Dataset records
+++++

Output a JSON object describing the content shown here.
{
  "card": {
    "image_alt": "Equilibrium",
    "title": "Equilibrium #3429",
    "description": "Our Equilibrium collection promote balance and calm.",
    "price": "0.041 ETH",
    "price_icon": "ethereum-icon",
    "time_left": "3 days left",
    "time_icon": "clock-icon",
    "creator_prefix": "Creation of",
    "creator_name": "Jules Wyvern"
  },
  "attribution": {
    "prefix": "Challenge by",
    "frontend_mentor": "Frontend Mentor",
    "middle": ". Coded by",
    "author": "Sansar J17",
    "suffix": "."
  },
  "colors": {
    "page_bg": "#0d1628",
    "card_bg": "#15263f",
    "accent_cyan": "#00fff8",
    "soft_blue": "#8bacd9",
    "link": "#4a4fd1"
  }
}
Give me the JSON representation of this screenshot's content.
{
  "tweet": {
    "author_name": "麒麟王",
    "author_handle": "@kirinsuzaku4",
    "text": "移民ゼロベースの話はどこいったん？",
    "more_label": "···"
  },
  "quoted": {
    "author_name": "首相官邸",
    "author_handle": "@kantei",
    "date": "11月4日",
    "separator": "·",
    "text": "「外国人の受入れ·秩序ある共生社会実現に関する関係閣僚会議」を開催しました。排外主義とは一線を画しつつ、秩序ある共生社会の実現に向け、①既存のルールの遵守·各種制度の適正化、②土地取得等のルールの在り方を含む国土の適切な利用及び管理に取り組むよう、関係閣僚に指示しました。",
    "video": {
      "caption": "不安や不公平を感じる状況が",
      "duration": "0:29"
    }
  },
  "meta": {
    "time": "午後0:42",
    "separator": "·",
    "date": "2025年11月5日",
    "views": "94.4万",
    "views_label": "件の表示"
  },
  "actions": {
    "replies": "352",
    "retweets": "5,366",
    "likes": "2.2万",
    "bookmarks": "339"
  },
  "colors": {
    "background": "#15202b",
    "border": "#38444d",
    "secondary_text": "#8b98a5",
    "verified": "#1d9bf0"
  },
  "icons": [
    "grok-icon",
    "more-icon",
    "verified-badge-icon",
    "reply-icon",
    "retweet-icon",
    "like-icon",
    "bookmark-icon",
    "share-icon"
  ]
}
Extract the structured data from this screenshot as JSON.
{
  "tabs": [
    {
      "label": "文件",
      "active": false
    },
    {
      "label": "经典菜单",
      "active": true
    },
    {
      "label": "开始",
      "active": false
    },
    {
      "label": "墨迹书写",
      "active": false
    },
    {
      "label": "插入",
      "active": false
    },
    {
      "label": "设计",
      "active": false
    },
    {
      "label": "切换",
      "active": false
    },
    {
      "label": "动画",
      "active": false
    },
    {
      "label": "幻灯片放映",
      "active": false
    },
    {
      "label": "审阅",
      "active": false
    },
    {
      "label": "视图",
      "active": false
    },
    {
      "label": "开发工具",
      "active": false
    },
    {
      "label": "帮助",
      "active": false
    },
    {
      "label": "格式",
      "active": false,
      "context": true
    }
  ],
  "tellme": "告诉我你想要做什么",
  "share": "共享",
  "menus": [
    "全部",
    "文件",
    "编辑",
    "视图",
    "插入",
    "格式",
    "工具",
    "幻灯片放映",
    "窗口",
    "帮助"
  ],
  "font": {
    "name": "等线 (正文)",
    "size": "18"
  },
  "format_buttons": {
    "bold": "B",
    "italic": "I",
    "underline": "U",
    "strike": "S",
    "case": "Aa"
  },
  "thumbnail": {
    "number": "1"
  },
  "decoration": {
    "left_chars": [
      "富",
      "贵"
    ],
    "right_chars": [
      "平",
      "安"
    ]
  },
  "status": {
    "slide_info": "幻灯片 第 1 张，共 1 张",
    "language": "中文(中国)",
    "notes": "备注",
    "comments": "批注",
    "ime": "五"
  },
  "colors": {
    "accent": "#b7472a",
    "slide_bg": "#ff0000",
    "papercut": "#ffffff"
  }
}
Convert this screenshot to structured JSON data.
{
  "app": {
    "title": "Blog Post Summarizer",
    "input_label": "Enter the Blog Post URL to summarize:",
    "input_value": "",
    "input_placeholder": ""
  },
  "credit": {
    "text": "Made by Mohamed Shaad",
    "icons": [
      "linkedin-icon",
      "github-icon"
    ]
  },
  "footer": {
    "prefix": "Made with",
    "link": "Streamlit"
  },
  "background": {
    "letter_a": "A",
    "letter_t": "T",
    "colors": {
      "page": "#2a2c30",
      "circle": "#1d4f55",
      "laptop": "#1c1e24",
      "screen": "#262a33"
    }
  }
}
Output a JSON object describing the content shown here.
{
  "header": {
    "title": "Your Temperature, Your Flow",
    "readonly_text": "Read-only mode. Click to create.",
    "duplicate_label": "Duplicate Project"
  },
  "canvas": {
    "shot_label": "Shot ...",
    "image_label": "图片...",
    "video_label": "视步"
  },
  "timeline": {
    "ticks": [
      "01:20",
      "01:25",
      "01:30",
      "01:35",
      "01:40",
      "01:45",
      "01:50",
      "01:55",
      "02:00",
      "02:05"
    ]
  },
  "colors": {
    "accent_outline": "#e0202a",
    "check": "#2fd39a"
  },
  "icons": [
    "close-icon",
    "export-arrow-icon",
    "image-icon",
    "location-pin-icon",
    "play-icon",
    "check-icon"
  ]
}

+++++

### TASK TO COMPLETE
From the data above, pick out each line containing "Made" and copy it.

### SOLUTION FOR THIS EXERCISE
    "text": "Made by Mohamed Shaad",
    "prefix": "Made with",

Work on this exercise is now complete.